> [Task directions]
Go through the data below. List every line that holds the word "this".

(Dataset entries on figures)
______

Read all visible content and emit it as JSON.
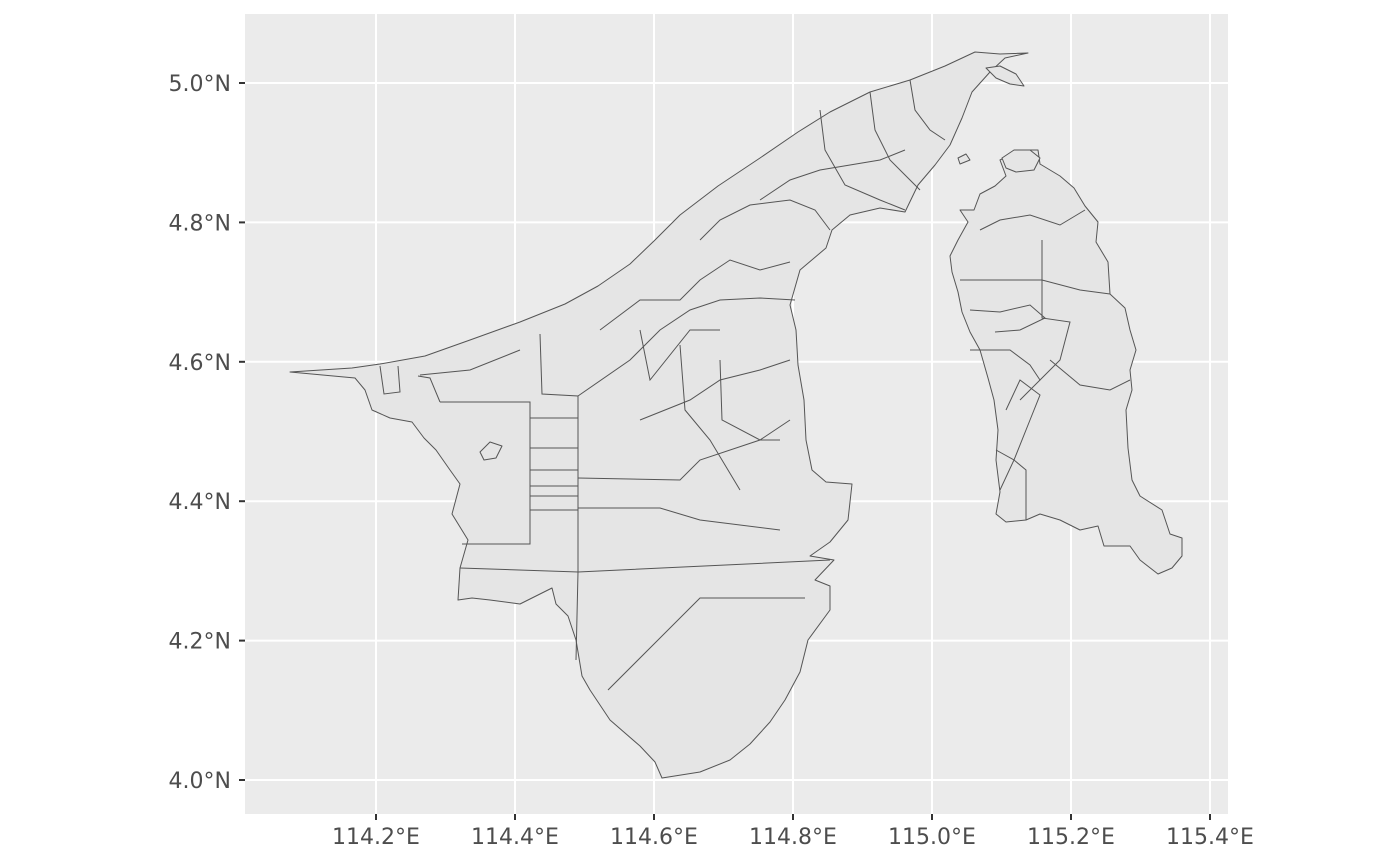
{
  "map": {
    "type": "choropleth-outline",
    "region": "Brunei",
    "x_axis": {
      "ticks": [
        {
          "value": 114.2,
          "label": "114.2°E"
        },
        {
          "value": 114.4,
          "label": "114.4°E"
        },
        {
          "value": 114.6,
          "label": "114.6°E"
        },
        {
          "value": 114.8,
          "label": "114.8°E"
        },
        {
          "value": 115.0,
          "label": "115.0°E"
        },
        {
          "value": 115.2,
          "label": "115.2°E"
        },
        {
          "value": 115.4,
          "label": "115.4°E"
        }
      ]
    },
    "y_axis": {
      "ticks": [
        {
          "value": 4.0,
          "label": "4.0°N"
        },
        {
          "value": 4.2,
          "label": "4.2°N"
        },
        {
          "value": 4.4,
          "label": "4.4°N"
        },
        {
          "value": 4.6,
          "label": "4.6°N"
        },
        {
          "value": 4.8,
          "label": "4.8°N"
        },
        {
          "value": 5.0,
          "label": "5.0°N"
        }
      ]
    },
    "colors": {
      "panel_background": "#ebebeb",
      "grid": "#ffffff",
      "polygon_fill": "#e5e5e5",
      "polygon_stroke": "#555555",
      "tick_label": "#4d4d4d"
    }
  }
}
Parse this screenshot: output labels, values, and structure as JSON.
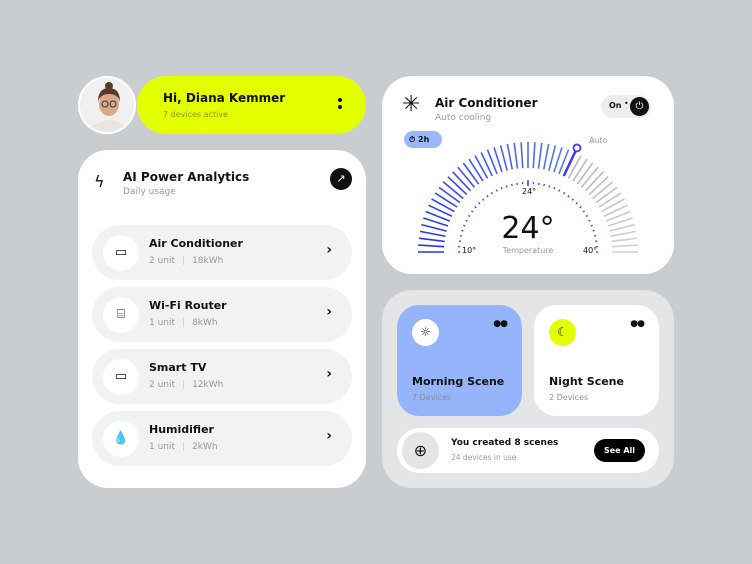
{
  "user": {
    "greeting": "Hi, Diana Kemmer",
    "status": "7 devices active"
  },
  "analytics": {
    "title": "AI Power Analytics",
    "subtitle": "Daily usage",
    "devices": [
      {
        "name": "Air Conditioner",
        "units": "2 unit",
        "usage": "18kWh",
        "icon": "air-conditioner-icon"
      },
      {
        "name": "Wi-Fi Router",
        "units": "1 unit",
        "usage": "8kWh",
        "icon": "router-icon"
      },
      {
        "name": "Smart TV",
        "units": "2 unit",
        "usage": "12kWh",
        "icon": "tv-icon"
      },
      {
        "name": "Humidifier",
        "units": "1 unit",
        "usage": "2kWh",
        "icon": "humidifier-icon"
      }
    ]
  },
  "ac": {
    "title": "Air Conditioner",
    "subtitle": "Auto cooling",
    "power": "On",
    "timer": "2h",
    "mode": "Auto",
    "temp": "24°",
    "temp_label": "Temperature",
    "mark": "24°",
    "min_label": "10°",
    "max_label": "40°",
    "min": 10,
    "max": 40,
    "value": 24,
    "setting_fraction": 0.64,
    "accent": "#3b3bf5",
    "timer_bg": "#9bb8ff"
  },
  "scenes": [
    {
      "name": "Morning Scene",
      "devices": "7 Devices",
      "icon": "sun-icon",
      "bg": "#95b4fb"
    },
    {
      "name": "Night Scene",
      "devices": "2 Devices",
      "icon": "moon-icon",
      "bg": "#ffffff"
    }
  ],
  "summary": {
    "title": "You created 8 scenes",
    "subtitle": "24 devices in use",
    "button": "See All"
  },
  "colors": {
    "lime": "#e4ff00",
    "background": "#c9cdcf"
  }
}
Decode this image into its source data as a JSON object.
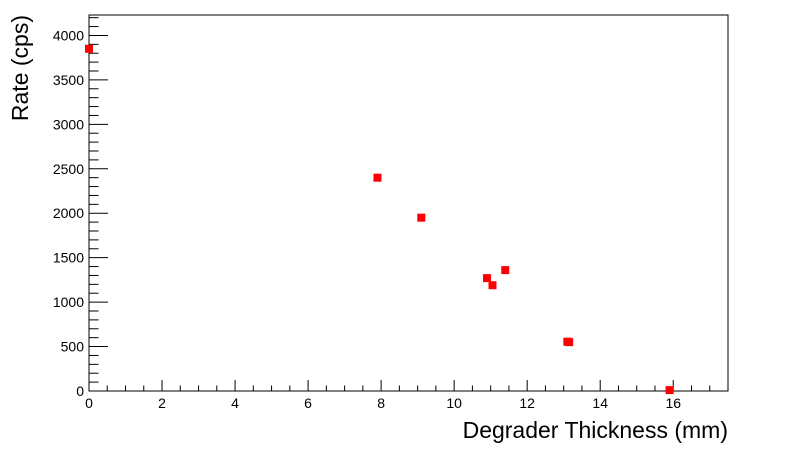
{
  "chart_data": {
    "type": "scatter",
    "title": "",
    "xlabel": "Degrader Thickness (mm)",
    "ylabel": "Rate (cps)",
    "xlim": [
      0,
      17.5
    ],
    "ylim": [
      0,
      4230
    ],
    "x_ticks": [
      0,
      2,
      4,
      6,
      8,
      10,
      12,
      14,
      16
    ],
    "y_ticks": [
      0,
      500,
      1000,
      1500,
      2000,
      2500,
      3000,
      3500,
      4000
    ],
    "x_tick_labels": [
      "0",
      "2",
      "4",
      "6",
      "8",
      "10",
      "12",
      "14",
      "16"
    ],
    "y_tick_labels": [
      "0",
      "500",
      "1000",
      "1500",
      "2000",
      "2500",
      "3000",
      "3500",
      "4000"
    ],
    "grid": false,
    "marker_color": "#ff0000",
    "series": [
      {
        "points": [
          {
            "x": 0.0,
            "y": 3850
          },
          {
            "x": 7.9,
            "y": 2400
          },
          {
            "x": 9.1,
            "y": 1950
          },
          {
            "x": 10.9,
            "y": 1270
          },
          {
            "x": 11.05,
            "y": 1190
          },
          {
            "x": 11.4,
            "y": 1360
          },
          {
            "x": 13.1,
            "y": 555
          },
          {
            "x": 13.15,
            "y": 550
          },
          {
            "x": 15.9,
            "y": 10
          }
        ]
      }
    ]
  }
}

______

> [Written response]
Parse this screenshot: output labels, values, and structure as JSON.
Decode this image into its source data as a JSON object.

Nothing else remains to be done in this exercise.